### Exercise task
State only how many lines below include the string "ffffff".

+===+

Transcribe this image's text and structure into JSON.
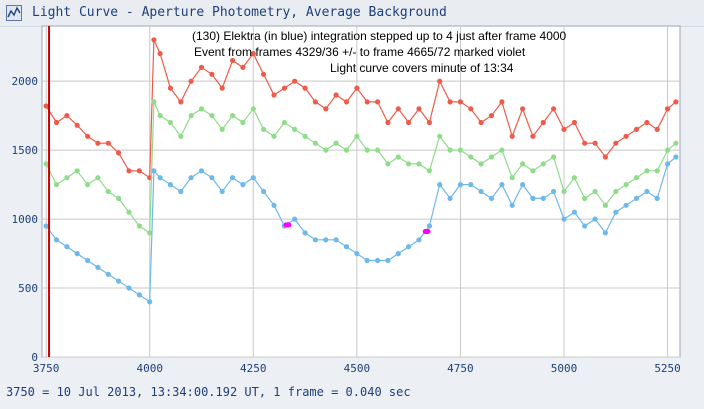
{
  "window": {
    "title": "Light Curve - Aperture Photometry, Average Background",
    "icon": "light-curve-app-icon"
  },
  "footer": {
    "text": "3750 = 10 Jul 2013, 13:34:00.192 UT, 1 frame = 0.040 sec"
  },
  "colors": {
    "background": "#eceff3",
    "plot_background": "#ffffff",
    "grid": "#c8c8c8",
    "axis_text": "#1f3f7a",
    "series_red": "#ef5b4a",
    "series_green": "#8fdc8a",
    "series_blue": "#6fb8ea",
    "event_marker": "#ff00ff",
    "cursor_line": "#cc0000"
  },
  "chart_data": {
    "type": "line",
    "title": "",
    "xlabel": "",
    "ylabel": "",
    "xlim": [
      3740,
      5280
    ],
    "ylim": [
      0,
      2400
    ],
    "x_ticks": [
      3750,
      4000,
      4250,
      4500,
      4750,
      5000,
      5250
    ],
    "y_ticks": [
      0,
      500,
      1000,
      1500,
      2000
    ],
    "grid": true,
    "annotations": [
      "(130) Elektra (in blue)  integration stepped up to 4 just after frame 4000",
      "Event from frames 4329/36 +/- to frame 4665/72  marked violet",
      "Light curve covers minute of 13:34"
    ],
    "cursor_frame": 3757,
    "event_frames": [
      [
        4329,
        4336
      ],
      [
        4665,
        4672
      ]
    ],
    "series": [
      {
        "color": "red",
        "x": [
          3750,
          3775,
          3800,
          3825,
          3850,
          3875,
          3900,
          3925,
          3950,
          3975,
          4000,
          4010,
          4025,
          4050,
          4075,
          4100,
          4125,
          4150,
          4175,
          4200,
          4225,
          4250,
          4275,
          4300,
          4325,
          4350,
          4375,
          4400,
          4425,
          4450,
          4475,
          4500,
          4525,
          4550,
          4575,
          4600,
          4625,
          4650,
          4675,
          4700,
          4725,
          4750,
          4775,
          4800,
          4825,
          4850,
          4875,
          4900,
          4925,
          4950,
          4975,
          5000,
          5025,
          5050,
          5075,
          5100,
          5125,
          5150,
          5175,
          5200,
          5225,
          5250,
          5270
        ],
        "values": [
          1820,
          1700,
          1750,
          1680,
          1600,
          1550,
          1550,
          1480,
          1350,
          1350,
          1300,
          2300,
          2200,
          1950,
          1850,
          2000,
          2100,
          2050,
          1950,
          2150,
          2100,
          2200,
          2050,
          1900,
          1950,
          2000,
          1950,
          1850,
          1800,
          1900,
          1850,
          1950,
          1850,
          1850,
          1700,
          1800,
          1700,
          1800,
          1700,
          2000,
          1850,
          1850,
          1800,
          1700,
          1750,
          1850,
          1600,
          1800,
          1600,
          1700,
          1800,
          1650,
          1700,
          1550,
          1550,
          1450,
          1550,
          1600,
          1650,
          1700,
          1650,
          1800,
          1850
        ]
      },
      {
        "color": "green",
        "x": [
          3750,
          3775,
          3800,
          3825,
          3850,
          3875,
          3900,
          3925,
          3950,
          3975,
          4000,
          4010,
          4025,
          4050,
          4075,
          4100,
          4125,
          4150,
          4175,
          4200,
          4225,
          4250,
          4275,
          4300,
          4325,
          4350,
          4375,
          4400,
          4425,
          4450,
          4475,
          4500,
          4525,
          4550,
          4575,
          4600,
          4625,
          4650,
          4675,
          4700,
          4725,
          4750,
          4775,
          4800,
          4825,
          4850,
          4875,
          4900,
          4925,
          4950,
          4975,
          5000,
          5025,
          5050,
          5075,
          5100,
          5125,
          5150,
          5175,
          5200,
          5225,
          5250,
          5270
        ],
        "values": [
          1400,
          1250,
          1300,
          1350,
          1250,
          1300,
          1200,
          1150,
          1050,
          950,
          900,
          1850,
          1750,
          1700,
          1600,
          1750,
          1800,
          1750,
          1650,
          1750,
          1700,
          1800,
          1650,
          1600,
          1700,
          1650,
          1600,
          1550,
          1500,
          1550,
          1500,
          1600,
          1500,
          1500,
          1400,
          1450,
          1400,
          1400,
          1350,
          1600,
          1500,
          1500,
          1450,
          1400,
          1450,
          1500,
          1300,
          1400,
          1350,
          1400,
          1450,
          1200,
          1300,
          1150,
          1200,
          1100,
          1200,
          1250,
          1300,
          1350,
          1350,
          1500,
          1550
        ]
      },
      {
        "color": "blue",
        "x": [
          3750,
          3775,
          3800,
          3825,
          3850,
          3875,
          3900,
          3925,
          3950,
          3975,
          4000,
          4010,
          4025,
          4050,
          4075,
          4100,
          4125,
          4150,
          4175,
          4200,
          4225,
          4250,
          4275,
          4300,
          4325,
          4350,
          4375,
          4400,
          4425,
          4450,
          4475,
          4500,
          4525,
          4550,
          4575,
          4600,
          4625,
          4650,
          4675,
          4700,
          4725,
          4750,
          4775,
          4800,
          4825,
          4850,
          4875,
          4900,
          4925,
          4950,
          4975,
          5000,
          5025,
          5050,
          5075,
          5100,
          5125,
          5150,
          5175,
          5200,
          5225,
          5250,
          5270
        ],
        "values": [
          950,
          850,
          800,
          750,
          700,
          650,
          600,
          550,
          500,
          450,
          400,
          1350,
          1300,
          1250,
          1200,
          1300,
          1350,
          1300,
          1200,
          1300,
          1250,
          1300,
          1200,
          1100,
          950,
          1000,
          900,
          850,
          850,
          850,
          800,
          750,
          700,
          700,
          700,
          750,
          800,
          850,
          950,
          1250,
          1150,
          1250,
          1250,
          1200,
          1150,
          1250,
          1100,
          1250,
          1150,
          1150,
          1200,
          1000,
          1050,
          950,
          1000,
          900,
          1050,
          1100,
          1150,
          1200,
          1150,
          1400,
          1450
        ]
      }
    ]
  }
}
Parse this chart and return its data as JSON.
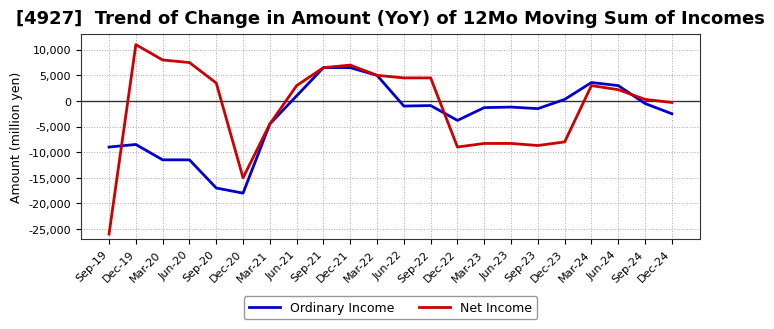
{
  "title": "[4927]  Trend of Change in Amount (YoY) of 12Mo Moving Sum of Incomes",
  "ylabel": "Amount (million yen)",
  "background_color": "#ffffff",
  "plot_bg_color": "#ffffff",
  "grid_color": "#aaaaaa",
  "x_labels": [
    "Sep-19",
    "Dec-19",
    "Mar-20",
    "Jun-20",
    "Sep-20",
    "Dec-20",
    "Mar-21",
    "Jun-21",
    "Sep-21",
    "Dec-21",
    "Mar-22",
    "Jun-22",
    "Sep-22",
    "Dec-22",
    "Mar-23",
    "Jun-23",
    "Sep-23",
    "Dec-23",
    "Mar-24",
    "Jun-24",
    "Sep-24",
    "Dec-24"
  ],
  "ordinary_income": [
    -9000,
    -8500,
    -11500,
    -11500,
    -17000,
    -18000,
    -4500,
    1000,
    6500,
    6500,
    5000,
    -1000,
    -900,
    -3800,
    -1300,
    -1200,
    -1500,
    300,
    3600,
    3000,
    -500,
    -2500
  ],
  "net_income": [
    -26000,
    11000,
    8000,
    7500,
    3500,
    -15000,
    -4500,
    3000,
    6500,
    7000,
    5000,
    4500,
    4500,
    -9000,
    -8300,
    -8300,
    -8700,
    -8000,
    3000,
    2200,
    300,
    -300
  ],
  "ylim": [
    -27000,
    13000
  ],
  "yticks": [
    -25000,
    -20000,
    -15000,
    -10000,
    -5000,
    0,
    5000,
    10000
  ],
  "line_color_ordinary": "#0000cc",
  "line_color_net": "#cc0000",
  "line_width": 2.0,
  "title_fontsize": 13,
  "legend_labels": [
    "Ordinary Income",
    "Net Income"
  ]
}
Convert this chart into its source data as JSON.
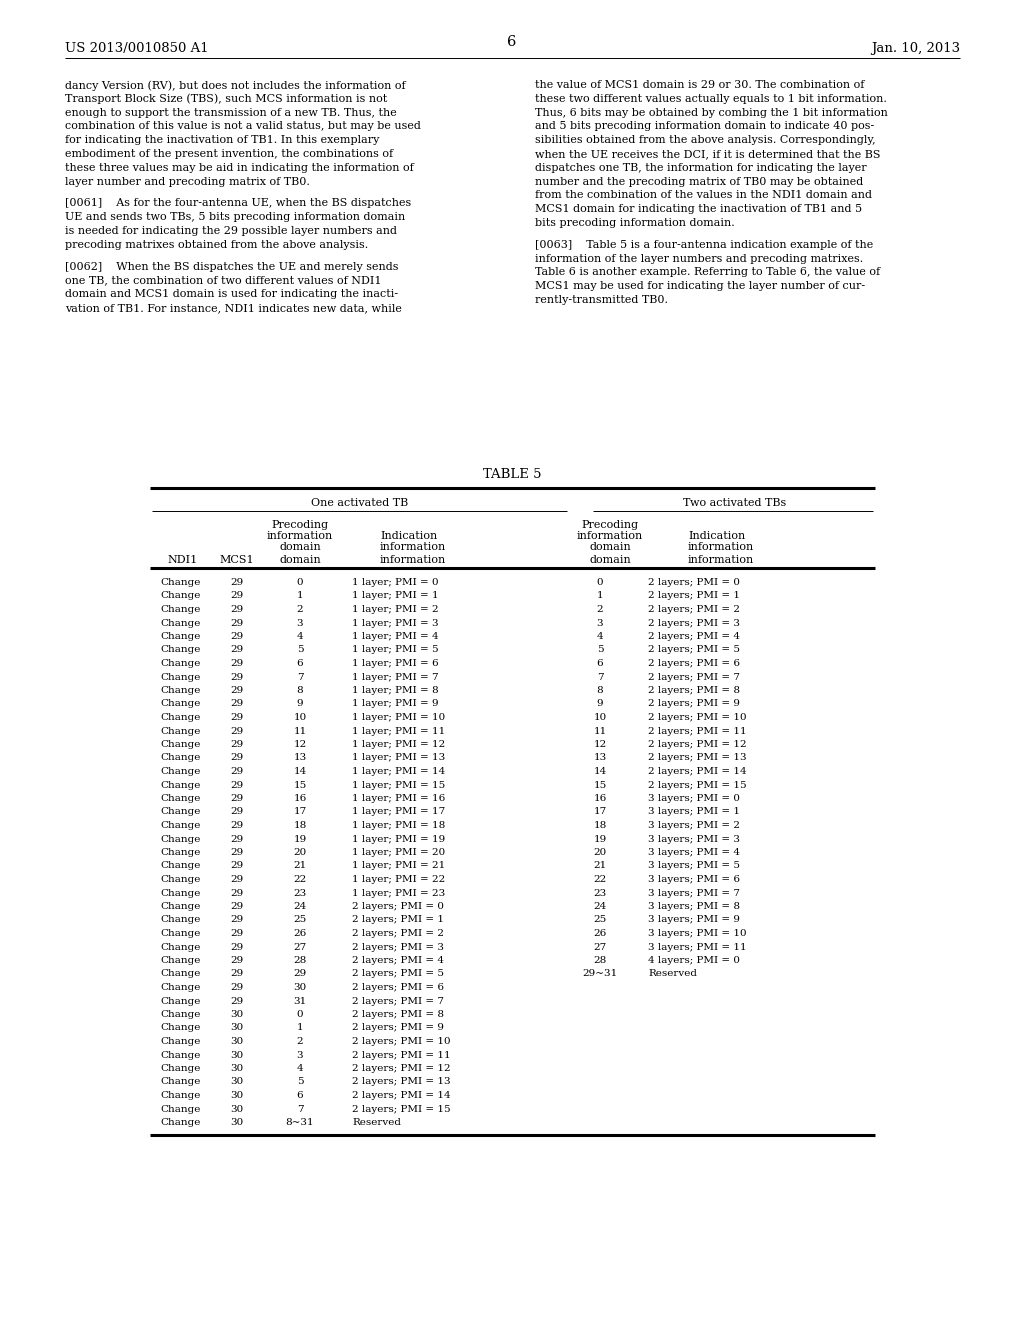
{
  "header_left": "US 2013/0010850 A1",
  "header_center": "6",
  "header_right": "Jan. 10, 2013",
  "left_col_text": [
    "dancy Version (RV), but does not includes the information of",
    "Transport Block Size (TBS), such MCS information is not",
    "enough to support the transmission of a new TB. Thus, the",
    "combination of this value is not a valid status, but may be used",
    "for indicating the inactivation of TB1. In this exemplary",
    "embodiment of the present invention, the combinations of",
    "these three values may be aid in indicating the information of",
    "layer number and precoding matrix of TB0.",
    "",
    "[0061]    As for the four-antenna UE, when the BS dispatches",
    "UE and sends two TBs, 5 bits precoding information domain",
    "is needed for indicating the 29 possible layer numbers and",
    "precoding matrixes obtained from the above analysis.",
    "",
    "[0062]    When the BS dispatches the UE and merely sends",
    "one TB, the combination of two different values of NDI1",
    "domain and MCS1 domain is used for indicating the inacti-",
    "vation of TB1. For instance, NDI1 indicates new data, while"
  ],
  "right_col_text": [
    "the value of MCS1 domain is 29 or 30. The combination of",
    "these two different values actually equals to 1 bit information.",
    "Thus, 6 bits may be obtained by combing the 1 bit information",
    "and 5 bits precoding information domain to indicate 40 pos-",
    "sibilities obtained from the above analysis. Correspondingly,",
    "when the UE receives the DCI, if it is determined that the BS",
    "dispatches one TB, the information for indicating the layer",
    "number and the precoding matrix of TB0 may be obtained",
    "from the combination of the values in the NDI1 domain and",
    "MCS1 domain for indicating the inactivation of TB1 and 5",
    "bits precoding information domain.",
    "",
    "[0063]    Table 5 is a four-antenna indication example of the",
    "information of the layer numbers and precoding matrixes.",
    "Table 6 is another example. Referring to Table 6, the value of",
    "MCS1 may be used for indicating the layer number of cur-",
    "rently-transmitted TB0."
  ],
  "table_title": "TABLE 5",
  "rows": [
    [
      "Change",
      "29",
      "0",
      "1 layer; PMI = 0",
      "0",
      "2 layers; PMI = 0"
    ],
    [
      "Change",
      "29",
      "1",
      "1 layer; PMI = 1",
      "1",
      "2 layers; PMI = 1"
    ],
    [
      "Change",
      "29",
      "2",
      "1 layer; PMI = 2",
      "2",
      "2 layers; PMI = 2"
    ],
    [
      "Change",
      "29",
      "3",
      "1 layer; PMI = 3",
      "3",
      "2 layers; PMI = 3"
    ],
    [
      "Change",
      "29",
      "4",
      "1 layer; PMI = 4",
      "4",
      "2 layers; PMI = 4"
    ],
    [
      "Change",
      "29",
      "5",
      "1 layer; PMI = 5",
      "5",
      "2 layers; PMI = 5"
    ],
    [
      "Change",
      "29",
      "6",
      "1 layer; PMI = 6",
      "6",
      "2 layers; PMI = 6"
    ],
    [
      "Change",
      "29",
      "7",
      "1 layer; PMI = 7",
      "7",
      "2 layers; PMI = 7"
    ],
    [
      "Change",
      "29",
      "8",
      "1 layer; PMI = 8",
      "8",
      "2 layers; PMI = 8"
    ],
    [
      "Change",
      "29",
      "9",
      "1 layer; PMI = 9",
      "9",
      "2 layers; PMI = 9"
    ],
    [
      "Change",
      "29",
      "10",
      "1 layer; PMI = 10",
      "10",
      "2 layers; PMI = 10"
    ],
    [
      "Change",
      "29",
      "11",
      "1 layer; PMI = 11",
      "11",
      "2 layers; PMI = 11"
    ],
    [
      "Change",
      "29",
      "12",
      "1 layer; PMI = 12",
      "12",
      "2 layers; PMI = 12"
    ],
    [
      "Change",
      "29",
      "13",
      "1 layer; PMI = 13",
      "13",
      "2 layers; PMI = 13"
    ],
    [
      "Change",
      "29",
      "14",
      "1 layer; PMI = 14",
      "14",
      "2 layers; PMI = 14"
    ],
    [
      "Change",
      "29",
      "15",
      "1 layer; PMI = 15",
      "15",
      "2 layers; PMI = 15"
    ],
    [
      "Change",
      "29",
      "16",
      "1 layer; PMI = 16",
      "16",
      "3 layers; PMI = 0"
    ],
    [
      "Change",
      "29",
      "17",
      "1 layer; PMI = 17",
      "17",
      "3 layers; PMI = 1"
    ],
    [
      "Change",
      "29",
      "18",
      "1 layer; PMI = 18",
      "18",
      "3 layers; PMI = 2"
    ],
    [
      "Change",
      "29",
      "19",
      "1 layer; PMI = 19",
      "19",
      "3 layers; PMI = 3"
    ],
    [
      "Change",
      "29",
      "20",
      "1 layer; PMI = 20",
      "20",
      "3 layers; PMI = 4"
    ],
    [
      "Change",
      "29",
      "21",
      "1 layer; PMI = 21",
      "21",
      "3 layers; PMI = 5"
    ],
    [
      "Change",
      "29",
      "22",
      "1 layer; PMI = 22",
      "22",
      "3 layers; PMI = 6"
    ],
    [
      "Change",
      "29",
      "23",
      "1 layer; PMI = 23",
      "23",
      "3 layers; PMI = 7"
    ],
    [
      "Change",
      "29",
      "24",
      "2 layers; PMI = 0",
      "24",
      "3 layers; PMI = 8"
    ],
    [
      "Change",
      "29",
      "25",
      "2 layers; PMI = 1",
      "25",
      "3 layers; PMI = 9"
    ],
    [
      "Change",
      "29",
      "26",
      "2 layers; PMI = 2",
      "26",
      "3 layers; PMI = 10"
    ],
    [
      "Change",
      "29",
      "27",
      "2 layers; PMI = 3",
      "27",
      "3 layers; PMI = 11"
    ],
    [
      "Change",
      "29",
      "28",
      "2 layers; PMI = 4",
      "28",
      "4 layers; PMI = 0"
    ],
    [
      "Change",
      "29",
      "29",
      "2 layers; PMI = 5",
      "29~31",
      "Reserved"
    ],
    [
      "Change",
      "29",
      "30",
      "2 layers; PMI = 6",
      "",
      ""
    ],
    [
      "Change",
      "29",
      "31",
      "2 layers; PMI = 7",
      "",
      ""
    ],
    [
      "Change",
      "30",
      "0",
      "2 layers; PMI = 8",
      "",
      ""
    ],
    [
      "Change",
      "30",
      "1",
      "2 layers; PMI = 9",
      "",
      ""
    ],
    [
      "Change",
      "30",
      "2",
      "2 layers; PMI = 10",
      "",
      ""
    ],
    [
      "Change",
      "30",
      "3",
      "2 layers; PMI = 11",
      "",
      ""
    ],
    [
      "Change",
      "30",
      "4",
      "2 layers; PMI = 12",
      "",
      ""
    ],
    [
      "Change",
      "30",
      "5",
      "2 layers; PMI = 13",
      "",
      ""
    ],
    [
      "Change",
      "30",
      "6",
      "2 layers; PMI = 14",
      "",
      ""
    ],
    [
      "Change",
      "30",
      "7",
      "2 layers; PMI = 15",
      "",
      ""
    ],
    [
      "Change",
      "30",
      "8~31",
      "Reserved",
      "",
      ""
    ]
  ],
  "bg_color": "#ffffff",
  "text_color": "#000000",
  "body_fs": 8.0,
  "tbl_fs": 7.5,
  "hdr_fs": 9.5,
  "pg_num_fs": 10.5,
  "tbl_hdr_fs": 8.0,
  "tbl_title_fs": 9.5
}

+===+

### Finished task
4